(Figure record extracts)

_ _ _ _

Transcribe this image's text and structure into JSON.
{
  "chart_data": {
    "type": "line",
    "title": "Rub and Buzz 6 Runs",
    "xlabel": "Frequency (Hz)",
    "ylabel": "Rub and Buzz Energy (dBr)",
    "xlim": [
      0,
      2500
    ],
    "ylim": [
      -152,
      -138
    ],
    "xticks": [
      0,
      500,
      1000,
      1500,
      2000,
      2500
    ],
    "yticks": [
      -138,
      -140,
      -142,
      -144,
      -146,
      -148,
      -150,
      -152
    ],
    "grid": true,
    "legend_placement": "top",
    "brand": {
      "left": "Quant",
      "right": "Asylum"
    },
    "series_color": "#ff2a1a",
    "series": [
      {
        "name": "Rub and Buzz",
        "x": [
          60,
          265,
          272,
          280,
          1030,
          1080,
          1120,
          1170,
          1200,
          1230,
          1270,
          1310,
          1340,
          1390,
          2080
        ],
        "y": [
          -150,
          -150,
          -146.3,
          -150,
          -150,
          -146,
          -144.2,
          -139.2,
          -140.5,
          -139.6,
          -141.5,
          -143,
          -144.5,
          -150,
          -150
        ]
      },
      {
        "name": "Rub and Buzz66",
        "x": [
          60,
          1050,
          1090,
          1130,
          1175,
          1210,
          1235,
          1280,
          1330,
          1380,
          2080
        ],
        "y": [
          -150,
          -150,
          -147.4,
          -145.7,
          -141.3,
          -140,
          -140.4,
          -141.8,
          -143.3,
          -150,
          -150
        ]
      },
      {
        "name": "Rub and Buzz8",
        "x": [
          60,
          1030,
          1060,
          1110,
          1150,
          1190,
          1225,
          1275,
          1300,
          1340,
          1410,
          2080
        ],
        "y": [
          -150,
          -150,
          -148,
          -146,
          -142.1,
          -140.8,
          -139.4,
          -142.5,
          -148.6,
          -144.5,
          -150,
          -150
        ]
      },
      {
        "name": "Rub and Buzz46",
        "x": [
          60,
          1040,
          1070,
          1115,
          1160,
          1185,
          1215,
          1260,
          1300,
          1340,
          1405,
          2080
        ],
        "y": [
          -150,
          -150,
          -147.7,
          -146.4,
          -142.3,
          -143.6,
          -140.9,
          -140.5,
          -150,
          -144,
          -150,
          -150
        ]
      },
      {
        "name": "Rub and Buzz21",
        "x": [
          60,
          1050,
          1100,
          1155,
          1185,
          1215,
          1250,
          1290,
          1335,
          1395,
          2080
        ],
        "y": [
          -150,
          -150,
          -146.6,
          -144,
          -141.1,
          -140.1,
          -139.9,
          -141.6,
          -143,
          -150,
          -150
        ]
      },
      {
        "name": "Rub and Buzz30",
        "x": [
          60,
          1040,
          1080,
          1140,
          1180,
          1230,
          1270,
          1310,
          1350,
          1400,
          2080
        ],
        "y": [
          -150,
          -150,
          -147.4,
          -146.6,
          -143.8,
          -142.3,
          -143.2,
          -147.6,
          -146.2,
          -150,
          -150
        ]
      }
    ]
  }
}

_ _ _ _

> [WHAT NEEDS TO BE DONE]: Return all the data exactly as given.

> [FINAL ANSWER]:
Transcribe this image's text and structure into JSON.
{
  "chart_data": {
    "type": "line",
    "title": "Rub and Buzz 6 Runs",
    "xlabel": "Frequency (Hz)",
    "ylabel": "Rub and Buzz Energy (dBr)",
    "xlim": [
      0,
      2500
    ],
    "ylim": [
      -152,
      -138
    ],
    "xticks": [
      0,
      500,
      1000,
      1500,
      2000,
      2500
    ],
    "yticks": [
      -138,
      -140,
      -142,
      -144,
      -146,
      -148,
      -150,
      -152
    ],
    "grid": true,
    "legend_placement": "top",
    "brand": {
      "left": "Quant",
      "right": "Asylum"
    },
    "series_color": "#ff2a1a",
    "series": [
      {
        "name": "Rub and Buzz",
        "x": [
          60,
          265,
          272,
          280,
          1030,
          1080,
          1120,
          1170,
          1200,
          1230,
          1270,
          1310,
          1340,
          1390,
          2080
        ],
        "y": [
          -150,
          -150,
          -146.3,
          -150,
          -150,
          -146,
          -144.2,
          -139.2,
          -140.5,
          -139.6,
          -141.5,
          -143,
          -144.5,
          -150,
          -150
        ]
      },
      {
        "name": "Rub and Buzz66",
        "x": [
          60,
          1050,
          1090,
          1130,
          1175,
          1210,
          1235,
          1280,
          1330,
          1380,
          2080
        ],
        "y": [
          -150,
          -150,
          -147.4,
          -145.7,
          -141.3,
          -140,
          -140.4,
          -141.8,
          -143.3,
          -150,
          -150
        ]
      },
      {
        "name": "Rub and Buzz8",
        "x": [
          60,
          1030,
          1060,
          1110,
          1150,
          1190,
          1225,
          1275,
          1300,
          1340,
          1410,
          2080
        ],
        "y": [
          -150,
          -150,
          -148,
          -146,
          -142.1,
          -140.8,
          -139.4,
          -142.5,
          -148.6,
          -144.5,
          -150,
          -150
        ]
      },
      {
        "name": "Rub and Buzz46",
        "x": [
          60,
          1040,
          1070,
          1115,
          1160,
          1185,
          1215,
          1260,
          1300,
          1340,
          1405,
          2080
        ],
        "y": [
          -150,
          -150,
          -147.7,
          -146.4,
          -142.3,
          -143.6,
          -140.9,
          -140.5,
          -150,
          -144,
          -150,
          -150
        ]
      },
      {
        "name": "Rub and Buzz21",
        "x": [
          60,
          1050,
          1100,
          1155,
          1185,
          1215,
          1250,
          1290,
          1335,
          1395,
          2080
        ],
        "y": [
          -150,
          -150,
          -146.6,
          -144,
          -141.1,
          -140.1,
          -139.9,
          -141.6,
          -143,
          -150,
          -150
        ]
      },
      {
        "name": "Rub and Buzz30",
        "x": [
          60,
          1040,
          1080,
          1140,
          1180,
          1230,
          1270,
          1310,
          1350,
          1400,
          2080
        ],
        "y": [
          -150,
          -150,
          -147.4,
          -146.6,
          -143.8,
          -142.3,
          -143.2,
          -147.6,
          -146.2,
          -150,
          -150
        ]
      }
    ]
  }
}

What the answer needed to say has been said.